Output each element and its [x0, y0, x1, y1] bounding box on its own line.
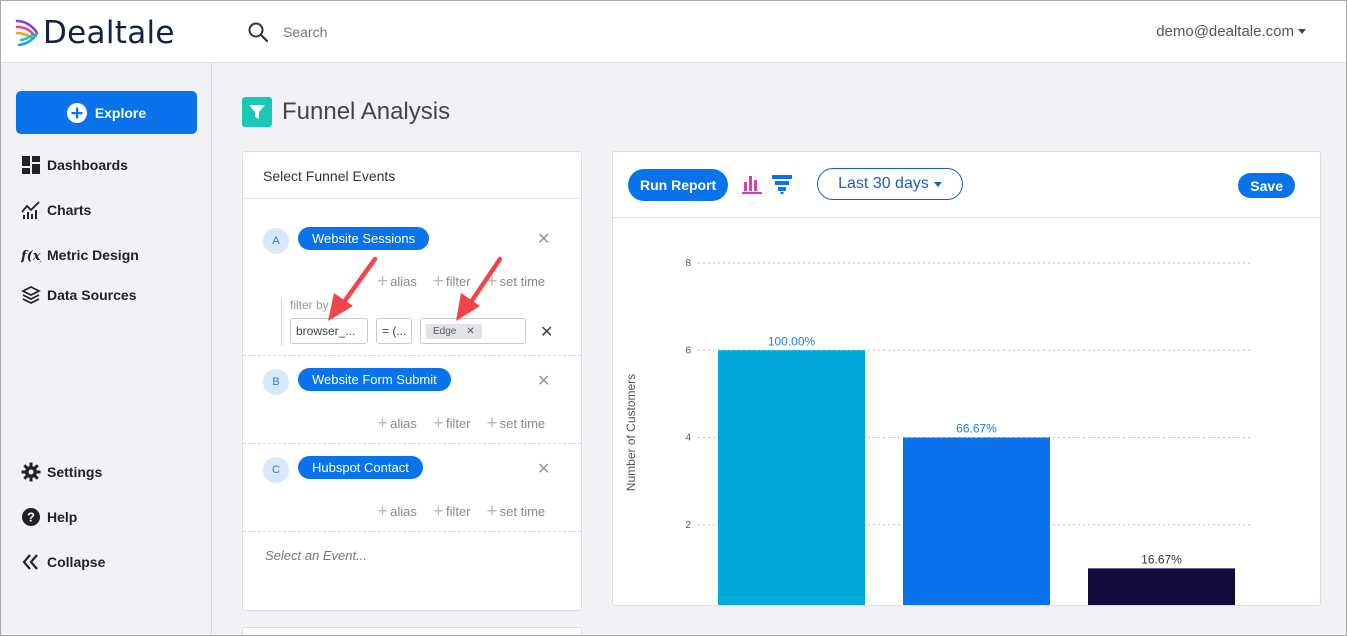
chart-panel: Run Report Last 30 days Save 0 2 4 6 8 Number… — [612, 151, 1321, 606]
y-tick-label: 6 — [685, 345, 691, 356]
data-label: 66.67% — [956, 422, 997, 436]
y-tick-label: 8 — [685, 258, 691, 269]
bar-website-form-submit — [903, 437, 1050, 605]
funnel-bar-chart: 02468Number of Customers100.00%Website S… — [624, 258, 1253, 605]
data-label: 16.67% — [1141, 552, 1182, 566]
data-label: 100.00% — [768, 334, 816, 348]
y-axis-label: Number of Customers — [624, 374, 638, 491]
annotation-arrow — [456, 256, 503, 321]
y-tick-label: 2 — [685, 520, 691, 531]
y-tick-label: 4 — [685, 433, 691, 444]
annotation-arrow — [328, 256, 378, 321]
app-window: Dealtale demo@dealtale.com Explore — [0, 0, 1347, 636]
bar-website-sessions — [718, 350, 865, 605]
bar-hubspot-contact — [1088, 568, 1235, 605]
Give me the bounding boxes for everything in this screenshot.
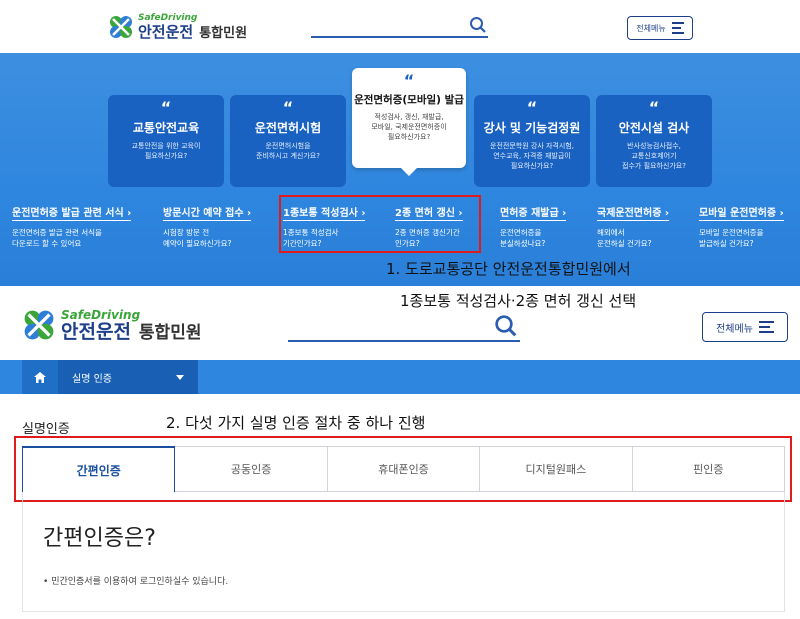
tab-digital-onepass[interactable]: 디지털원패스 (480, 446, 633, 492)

--- Goal of the exercise ---
Can you copy every line of the records above word for word, leaving out the pictures?

--- Written solution ---
Output each element and its [x0, y0, x1, y1] bounding box on its own line.
chart-panel: Run Report Last 30 days Save 0 2 4 6 8 Number… — [612, 151, 1321, 606]
y-tick-label: 6 — [685, 345, 691, 356]
data-label: 66.67% — [956, 422, 997, 436]
y-tick-label: 8 — [685, 258, 691, 269]
bar-website-form-submit — [903, 437, 1050, 605]
funnel-bar-chart: 02468Number of Customers100.00%Website S… — [624, 258, 1253, 605]
data-label: 16.67% — [1141, 552, 1182, 566]
data-label: 100.00% — [768, 334, 816, 348]
y-axis-label: Number of Customers — [624, 374, 638, 491]
annotation-arrow — [456, 256, 503, 321]
y-tick-label: 2 — [685, 520, 691, 531]
y-tick-label: 4 — [685, 433, 691, 444]
annotation-arrow — [328, 256, 378, 321]
app-window: Dealtale demo@dealtale.com Explore — [0, 0, 1347, 636]
bar-website-sessions — [718, 350, 865, 605]
bar-hubspot-contact — [1088, 568, 1235, 605]
Give me the bounding boxes for everything in this screenshot.
tab-digital-onepass[interactable]: 디지털원패스 (480, 446, 633, 492)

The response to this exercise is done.